**** Dataset entries ****

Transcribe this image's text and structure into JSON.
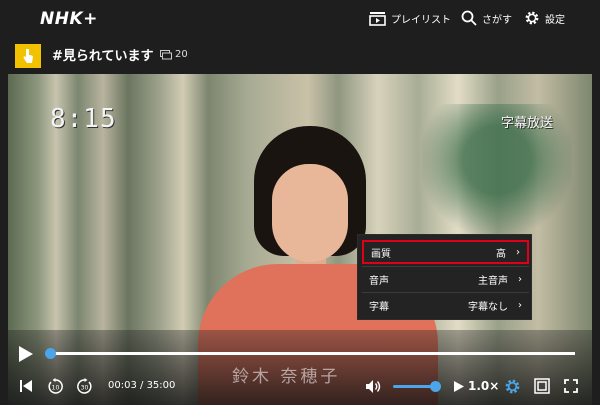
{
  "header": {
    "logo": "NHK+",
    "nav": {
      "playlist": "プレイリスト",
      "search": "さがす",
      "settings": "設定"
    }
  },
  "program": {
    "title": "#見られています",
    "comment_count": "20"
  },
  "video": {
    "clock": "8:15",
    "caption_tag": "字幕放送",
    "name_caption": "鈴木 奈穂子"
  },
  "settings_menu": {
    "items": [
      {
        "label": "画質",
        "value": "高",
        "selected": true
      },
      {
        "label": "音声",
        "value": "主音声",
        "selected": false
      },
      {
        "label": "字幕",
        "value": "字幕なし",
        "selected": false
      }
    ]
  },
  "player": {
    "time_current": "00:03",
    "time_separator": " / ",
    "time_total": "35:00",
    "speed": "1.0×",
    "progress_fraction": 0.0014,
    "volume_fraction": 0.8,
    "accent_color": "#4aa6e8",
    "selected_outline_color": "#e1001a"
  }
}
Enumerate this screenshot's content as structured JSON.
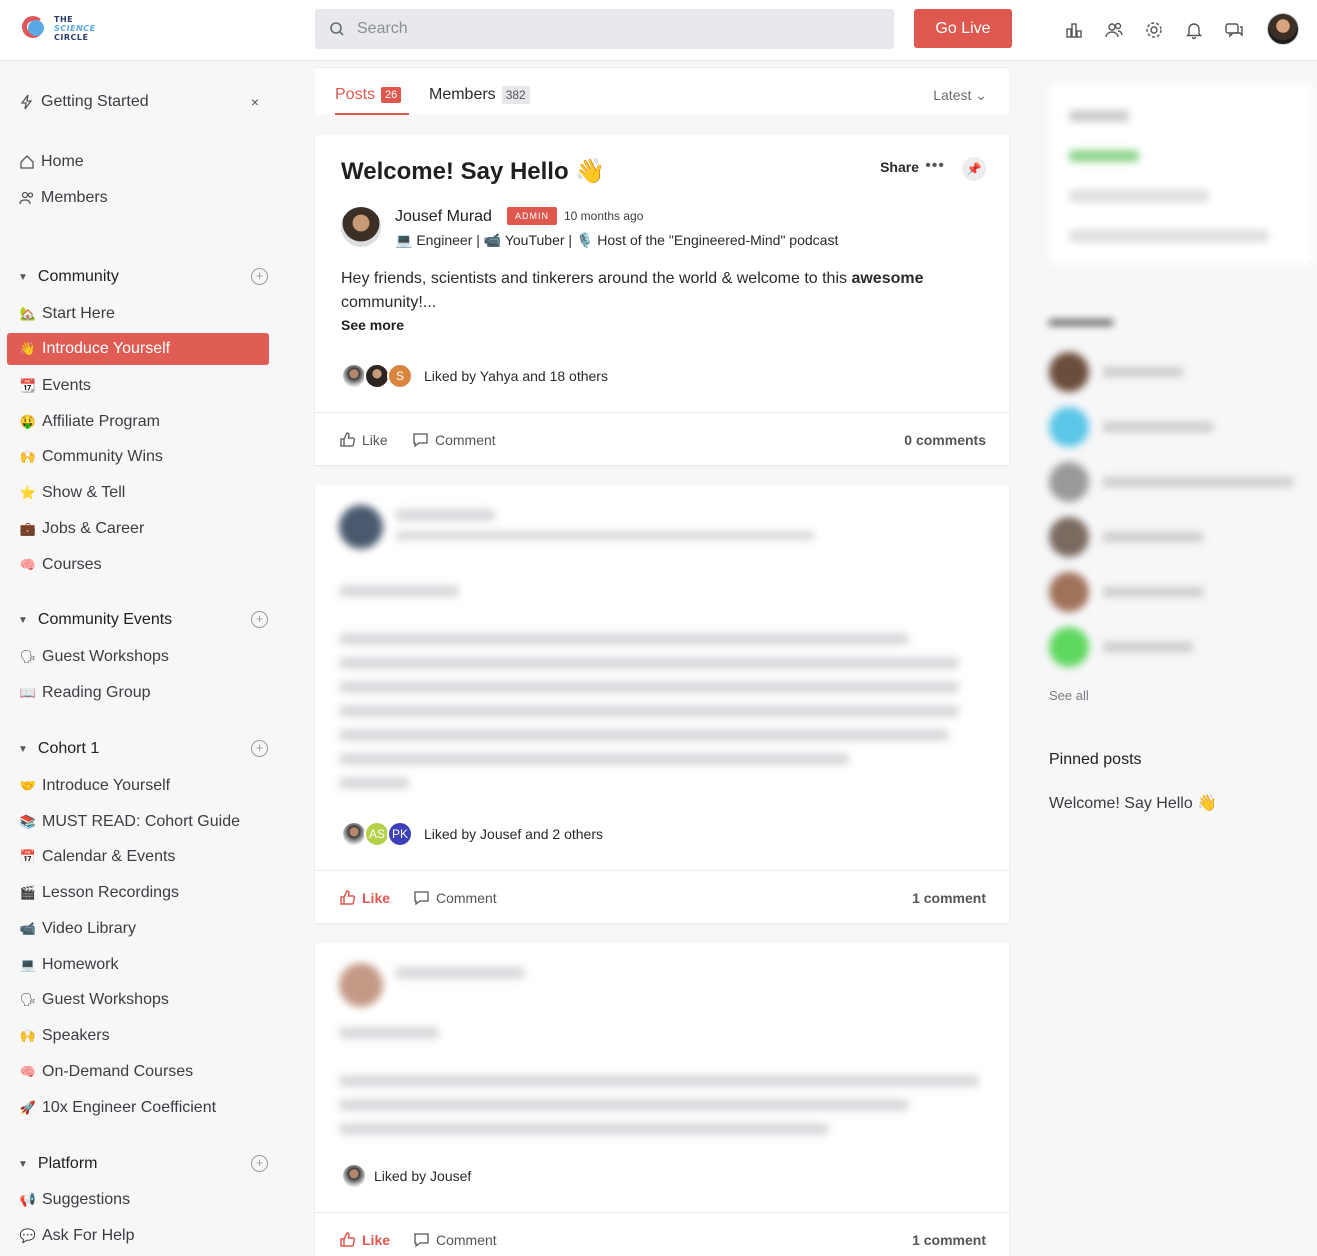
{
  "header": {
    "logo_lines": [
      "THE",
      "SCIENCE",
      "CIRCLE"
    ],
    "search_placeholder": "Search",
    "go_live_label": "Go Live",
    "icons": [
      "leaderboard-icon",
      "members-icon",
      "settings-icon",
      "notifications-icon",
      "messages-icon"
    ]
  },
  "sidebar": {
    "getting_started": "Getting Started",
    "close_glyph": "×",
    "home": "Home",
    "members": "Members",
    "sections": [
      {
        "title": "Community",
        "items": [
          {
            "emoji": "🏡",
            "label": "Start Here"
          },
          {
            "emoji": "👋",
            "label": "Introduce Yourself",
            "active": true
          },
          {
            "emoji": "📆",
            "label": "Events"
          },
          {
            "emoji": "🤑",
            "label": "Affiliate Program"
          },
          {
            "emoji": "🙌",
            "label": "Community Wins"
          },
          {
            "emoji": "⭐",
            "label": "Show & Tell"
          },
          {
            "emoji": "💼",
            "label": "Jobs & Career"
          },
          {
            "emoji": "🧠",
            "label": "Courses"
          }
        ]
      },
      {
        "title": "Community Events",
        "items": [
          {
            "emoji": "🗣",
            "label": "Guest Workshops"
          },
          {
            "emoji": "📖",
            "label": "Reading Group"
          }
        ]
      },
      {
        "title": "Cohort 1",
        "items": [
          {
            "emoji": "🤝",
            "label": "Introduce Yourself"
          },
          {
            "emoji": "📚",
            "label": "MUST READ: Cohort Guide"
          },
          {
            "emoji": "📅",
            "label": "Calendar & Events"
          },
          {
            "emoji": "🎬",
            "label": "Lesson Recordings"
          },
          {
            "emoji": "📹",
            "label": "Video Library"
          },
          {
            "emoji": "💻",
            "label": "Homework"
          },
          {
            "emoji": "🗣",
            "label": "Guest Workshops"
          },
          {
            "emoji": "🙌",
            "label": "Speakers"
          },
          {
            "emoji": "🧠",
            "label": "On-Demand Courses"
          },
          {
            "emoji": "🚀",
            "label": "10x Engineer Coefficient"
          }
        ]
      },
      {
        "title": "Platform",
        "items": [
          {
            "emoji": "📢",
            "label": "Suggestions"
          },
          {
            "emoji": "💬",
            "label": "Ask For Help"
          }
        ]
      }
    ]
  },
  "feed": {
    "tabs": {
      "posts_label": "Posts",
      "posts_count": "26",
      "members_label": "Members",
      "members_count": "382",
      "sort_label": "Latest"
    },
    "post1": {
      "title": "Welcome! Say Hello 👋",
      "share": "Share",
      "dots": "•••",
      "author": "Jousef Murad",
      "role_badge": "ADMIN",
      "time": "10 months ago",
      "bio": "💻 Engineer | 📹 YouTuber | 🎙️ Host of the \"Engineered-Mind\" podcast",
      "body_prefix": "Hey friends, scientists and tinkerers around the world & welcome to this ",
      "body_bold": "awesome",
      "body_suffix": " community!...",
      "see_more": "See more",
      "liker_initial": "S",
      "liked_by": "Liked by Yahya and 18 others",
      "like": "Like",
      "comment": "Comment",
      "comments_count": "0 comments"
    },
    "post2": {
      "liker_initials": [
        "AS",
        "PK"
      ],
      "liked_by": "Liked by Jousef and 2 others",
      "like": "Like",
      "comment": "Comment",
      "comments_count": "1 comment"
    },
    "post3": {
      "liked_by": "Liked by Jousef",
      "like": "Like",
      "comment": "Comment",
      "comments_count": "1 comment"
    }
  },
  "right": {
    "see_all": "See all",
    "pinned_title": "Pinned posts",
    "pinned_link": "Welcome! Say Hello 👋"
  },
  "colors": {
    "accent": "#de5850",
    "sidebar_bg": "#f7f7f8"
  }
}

****
**** Dataset entries ****

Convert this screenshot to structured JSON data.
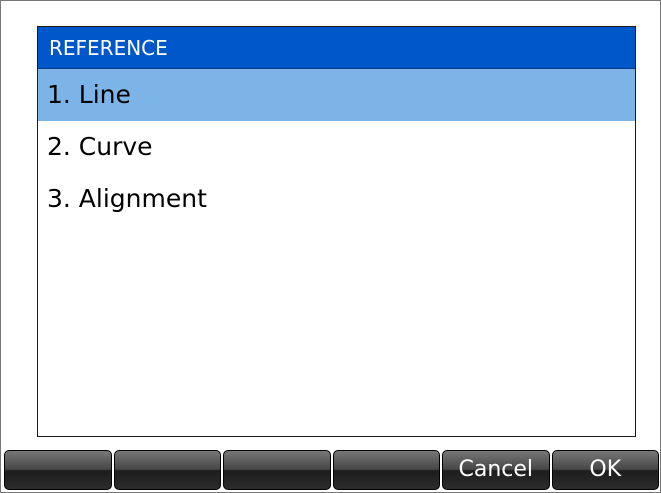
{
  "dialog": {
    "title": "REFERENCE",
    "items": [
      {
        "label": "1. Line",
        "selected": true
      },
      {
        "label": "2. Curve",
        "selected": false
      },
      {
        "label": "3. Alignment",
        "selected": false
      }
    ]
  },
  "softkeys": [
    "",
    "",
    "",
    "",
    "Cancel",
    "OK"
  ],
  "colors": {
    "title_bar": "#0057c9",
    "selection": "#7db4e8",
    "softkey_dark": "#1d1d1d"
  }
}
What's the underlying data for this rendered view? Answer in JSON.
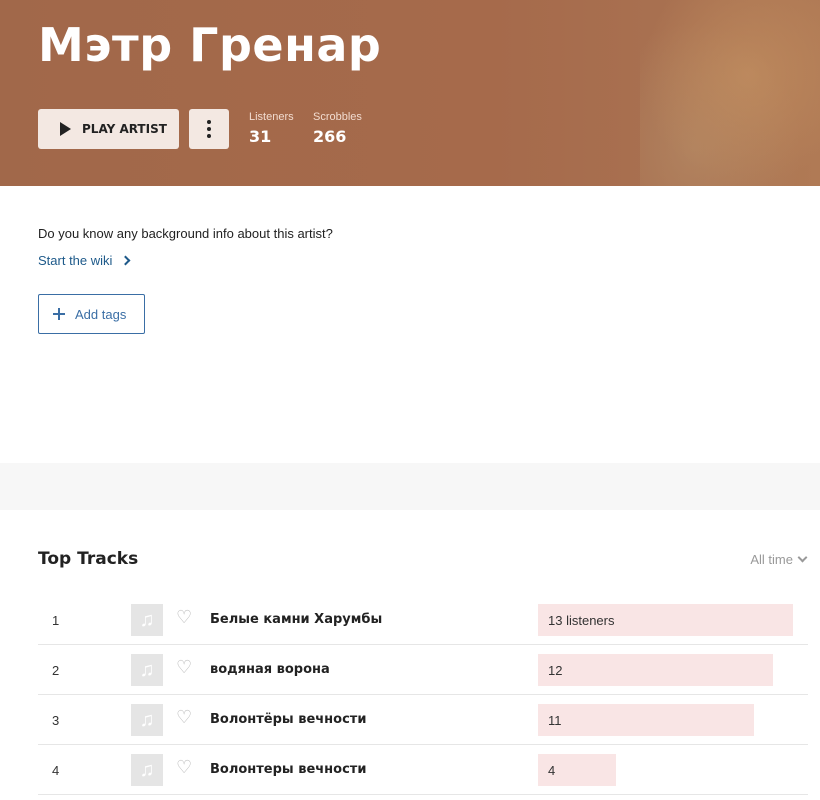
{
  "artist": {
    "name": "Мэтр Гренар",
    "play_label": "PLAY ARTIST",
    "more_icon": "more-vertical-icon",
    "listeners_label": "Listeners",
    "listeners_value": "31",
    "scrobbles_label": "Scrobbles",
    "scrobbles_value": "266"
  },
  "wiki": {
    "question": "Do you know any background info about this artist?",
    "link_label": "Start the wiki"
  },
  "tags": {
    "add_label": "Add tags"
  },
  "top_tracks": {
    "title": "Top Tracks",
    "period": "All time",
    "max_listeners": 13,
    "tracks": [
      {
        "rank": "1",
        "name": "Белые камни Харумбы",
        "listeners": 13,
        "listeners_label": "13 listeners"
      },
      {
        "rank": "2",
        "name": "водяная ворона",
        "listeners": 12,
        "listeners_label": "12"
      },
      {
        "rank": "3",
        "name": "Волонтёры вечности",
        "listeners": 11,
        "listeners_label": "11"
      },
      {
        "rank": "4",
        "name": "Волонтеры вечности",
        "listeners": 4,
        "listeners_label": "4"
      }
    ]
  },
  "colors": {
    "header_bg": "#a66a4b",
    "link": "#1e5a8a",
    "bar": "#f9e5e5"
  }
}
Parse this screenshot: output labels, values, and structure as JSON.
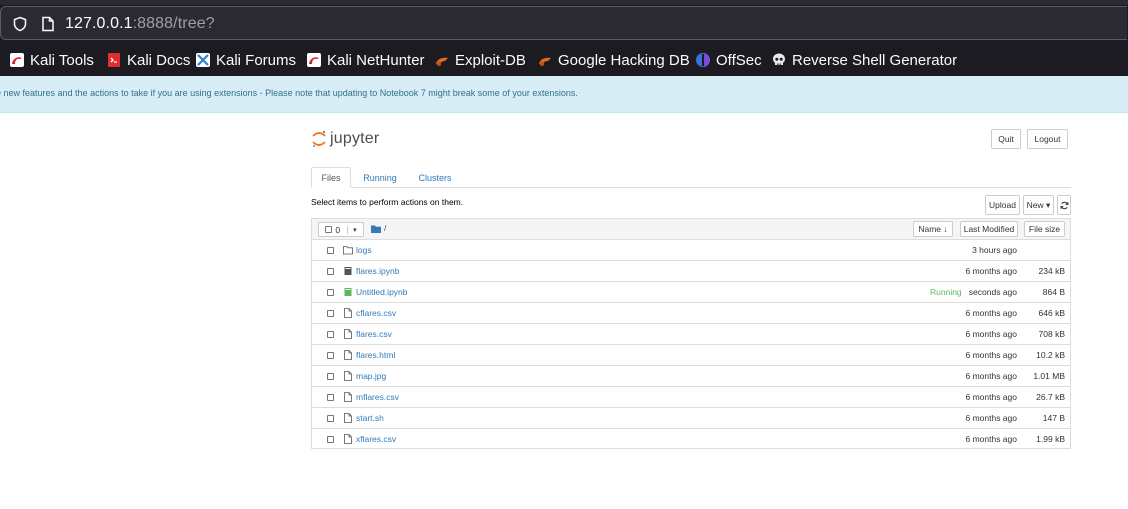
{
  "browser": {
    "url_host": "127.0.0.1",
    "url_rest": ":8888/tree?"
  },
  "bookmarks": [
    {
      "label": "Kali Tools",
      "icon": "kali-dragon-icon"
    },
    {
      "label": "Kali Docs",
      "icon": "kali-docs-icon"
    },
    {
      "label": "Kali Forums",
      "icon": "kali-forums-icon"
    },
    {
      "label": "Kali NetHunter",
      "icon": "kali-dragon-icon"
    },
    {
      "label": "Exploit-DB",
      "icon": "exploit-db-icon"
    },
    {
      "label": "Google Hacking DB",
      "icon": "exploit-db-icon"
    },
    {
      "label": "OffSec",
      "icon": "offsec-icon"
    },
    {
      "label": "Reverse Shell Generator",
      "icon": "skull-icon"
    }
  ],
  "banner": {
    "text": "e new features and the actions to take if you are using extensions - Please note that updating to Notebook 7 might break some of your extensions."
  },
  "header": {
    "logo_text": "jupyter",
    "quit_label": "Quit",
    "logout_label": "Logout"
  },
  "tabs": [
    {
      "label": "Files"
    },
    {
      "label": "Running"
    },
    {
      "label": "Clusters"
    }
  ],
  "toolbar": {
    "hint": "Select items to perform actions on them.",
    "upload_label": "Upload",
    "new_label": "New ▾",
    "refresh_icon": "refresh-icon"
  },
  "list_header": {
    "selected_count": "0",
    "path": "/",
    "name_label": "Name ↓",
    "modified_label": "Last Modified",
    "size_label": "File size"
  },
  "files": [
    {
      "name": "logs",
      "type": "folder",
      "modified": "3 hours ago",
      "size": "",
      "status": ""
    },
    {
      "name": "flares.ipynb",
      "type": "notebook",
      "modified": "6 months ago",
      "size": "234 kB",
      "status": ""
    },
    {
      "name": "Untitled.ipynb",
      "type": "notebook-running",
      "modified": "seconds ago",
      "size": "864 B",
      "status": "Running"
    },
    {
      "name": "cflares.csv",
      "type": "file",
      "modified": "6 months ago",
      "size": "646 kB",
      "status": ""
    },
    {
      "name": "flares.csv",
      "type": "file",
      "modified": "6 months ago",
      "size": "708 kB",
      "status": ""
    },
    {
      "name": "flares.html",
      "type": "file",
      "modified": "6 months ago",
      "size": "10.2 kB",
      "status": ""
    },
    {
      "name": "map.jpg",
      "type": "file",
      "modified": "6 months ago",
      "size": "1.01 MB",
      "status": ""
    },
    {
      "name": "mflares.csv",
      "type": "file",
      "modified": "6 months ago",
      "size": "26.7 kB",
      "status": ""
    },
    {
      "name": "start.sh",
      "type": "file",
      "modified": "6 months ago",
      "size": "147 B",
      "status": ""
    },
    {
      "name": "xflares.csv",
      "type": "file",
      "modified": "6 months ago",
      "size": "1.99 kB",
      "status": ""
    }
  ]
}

****
**** Dataset entries ****

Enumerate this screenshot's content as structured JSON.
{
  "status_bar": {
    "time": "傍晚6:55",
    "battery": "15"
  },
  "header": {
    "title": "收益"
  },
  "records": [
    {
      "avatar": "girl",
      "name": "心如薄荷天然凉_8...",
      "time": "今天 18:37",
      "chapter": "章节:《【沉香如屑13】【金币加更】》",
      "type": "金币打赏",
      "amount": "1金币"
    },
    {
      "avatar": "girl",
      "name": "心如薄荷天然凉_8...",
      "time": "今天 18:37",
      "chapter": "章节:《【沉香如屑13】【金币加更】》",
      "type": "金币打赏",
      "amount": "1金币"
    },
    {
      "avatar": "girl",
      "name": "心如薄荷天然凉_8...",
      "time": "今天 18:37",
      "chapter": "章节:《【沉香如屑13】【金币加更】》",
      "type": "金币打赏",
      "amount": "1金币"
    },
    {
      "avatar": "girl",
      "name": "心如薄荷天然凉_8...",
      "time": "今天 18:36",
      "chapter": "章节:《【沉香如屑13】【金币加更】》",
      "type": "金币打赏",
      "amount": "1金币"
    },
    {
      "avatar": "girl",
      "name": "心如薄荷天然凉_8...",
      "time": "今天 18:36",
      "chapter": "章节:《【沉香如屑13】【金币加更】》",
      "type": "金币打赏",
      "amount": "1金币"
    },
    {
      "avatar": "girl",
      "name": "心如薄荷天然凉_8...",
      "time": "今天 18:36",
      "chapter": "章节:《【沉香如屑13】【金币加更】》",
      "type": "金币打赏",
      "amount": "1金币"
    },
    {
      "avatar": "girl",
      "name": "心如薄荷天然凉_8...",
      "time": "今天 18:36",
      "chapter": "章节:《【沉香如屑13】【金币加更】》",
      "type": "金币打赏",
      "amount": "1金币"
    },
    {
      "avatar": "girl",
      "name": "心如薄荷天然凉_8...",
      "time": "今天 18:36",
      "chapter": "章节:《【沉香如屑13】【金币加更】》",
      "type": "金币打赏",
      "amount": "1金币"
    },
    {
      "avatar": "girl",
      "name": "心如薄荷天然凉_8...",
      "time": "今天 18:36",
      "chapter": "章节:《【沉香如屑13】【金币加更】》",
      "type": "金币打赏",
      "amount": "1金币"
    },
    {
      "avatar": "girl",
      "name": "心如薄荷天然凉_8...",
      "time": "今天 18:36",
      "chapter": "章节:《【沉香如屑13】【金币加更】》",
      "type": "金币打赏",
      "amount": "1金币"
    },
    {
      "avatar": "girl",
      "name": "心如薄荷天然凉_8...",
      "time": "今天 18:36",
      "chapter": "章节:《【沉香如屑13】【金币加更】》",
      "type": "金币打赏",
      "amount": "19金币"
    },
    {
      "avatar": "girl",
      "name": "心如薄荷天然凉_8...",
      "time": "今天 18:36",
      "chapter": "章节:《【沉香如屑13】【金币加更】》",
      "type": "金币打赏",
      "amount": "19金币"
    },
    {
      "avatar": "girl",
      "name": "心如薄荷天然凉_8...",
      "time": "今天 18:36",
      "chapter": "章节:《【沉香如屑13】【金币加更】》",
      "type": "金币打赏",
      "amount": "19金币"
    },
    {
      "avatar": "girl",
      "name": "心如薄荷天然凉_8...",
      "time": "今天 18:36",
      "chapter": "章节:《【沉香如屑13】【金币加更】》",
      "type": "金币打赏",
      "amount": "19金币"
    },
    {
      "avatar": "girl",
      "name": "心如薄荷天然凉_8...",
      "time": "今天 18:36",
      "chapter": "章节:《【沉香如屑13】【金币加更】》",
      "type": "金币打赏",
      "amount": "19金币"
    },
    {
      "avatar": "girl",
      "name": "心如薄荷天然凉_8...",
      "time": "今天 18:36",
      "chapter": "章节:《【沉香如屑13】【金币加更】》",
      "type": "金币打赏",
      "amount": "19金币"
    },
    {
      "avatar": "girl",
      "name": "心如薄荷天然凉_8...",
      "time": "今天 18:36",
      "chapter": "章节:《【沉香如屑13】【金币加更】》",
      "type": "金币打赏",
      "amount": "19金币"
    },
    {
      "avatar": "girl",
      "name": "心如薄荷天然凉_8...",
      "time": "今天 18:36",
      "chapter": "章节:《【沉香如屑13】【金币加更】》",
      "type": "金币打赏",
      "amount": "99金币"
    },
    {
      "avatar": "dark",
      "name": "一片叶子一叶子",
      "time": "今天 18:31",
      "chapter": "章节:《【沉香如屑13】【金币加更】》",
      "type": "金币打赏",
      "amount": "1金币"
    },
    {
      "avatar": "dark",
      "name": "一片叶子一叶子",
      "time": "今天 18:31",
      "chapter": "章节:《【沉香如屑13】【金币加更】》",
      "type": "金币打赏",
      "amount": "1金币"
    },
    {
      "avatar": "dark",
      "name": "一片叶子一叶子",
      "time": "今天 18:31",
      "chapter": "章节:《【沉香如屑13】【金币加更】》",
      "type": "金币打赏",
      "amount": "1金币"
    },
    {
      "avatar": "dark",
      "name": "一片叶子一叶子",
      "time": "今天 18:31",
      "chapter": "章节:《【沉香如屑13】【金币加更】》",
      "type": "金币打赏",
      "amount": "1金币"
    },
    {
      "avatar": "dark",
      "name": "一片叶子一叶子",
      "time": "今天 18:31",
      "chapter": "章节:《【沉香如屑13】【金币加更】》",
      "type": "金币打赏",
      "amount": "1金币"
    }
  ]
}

****

__Task to complete__.
Scan the lines for the string "others". Copy out each line that matches.

__The response__.
      "liked_by": "Liked by Yahya and 18 others",
      "liked_by": "Liked by Jousef and 2 others",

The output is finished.